**GOAL OF THE EXERCISE:** Your task is to gather the lines below that hold the string "name".

**PROVIDED DATA:**
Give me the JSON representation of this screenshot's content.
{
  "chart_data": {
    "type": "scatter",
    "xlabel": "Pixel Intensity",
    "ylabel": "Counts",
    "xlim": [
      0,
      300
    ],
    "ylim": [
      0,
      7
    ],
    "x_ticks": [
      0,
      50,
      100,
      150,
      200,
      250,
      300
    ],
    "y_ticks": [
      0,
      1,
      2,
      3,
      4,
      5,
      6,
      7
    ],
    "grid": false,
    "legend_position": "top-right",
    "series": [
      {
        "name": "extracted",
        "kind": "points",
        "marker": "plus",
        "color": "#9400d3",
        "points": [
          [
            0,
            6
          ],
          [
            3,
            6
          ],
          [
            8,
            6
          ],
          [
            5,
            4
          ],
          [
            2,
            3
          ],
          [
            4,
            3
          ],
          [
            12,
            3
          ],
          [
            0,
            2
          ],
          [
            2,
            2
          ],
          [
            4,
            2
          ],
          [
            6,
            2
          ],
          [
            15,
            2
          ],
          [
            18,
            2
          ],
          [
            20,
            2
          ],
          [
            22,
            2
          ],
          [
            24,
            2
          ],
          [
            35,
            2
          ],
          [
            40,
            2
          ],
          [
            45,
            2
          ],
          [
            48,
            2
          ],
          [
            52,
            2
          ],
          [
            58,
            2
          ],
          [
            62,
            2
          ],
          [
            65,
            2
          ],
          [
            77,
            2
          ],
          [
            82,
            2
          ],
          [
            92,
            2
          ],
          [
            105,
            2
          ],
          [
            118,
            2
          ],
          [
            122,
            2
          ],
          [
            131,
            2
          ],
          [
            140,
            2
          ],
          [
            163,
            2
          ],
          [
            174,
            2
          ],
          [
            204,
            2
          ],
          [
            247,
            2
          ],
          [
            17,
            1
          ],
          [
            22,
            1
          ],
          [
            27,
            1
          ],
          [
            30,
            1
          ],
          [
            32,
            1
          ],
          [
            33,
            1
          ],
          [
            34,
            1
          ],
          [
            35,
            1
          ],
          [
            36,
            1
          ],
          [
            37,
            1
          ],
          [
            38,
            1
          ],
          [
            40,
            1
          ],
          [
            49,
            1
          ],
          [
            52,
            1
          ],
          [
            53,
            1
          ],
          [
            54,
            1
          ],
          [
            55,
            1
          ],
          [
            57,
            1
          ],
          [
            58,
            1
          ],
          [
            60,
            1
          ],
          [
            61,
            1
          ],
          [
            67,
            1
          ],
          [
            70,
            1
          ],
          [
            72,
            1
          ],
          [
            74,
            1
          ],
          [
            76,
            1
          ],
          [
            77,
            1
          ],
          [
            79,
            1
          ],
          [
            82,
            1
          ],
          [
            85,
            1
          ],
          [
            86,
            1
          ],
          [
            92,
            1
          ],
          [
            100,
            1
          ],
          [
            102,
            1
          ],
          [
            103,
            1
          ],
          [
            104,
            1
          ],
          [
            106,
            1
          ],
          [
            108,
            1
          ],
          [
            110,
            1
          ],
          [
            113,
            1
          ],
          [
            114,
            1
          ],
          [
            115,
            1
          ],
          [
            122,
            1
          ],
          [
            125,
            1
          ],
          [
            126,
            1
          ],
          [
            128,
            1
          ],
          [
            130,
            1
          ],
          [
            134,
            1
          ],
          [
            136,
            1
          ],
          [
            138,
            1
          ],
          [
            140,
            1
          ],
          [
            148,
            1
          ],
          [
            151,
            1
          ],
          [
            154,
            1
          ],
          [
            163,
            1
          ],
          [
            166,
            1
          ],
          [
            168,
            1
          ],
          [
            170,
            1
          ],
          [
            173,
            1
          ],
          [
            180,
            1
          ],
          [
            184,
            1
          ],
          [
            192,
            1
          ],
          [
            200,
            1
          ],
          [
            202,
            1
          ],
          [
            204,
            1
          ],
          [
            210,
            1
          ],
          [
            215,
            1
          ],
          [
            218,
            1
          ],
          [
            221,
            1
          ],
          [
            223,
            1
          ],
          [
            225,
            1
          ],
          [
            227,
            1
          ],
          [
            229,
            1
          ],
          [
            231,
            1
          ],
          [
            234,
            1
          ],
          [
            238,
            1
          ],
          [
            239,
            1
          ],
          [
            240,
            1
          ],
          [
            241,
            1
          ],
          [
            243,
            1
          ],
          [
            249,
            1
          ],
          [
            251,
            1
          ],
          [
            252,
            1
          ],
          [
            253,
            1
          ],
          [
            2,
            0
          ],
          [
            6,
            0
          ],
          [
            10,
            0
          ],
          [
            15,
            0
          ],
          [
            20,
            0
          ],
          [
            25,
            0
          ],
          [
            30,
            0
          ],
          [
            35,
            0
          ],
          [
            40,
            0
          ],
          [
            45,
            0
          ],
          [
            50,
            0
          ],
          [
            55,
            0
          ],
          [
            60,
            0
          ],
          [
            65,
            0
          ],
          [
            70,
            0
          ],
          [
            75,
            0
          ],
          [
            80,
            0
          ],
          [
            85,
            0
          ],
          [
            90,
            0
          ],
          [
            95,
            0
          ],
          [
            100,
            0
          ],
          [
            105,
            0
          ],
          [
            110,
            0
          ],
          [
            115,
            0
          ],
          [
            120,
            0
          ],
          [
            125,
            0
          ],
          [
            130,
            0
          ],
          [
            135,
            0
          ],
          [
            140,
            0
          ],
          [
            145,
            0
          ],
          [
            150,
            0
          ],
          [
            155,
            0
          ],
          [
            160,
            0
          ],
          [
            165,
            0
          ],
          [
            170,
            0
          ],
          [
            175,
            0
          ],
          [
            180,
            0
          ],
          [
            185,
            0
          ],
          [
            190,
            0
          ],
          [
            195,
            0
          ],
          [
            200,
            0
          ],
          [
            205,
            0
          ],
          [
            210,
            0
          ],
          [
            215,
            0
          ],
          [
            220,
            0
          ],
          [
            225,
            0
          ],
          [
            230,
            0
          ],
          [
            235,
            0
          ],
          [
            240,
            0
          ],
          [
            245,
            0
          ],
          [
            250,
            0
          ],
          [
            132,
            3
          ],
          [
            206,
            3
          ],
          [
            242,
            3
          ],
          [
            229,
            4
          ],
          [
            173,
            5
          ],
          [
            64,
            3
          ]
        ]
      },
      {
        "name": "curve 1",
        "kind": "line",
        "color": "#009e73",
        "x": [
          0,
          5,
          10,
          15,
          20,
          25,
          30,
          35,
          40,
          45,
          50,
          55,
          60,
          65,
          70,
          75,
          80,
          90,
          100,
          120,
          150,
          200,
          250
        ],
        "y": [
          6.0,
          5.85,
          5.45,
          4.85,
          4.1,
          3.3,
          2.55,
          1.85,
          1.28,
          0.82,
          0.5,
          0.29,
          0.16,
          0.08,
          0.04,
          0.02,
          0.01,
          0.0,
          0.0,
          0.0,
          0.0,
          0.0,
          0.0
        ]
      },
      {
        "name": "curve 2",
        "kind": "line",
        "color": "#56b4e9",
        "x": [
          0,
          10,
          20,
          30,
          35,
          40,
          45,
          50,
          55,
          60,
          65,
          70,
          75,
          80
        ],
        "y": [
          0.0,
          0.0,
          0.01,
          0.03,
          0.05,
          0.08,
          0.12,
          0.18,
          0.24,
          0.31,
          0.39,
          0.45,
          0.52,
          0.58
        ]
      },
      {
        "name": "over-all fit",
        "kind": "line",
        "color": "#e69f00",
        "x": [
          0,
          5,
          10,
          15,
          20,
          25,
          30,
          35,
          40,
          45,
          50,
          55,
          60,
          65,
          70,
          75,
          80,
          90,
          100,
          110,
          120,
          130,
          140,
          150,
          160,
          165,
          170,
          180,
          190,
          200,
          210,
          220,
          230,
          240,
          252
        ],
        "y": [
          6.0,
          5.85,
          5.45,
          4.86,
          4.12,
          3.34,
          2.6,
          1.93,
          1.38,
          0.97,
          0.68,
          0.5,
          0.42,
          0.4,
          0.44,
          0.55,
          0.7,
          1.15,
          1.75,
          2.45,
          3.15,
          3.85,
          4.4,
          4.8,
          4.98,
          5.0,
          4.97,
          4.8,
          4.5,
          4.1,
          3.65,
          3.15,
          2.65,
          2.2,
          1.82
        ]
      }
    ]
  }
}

**SOLUTION FOR THIS PROBLEM:**
        "name": "extracted",
        "name": "curve 1",
        "name": "curve 2",
        "name": "over-all fit",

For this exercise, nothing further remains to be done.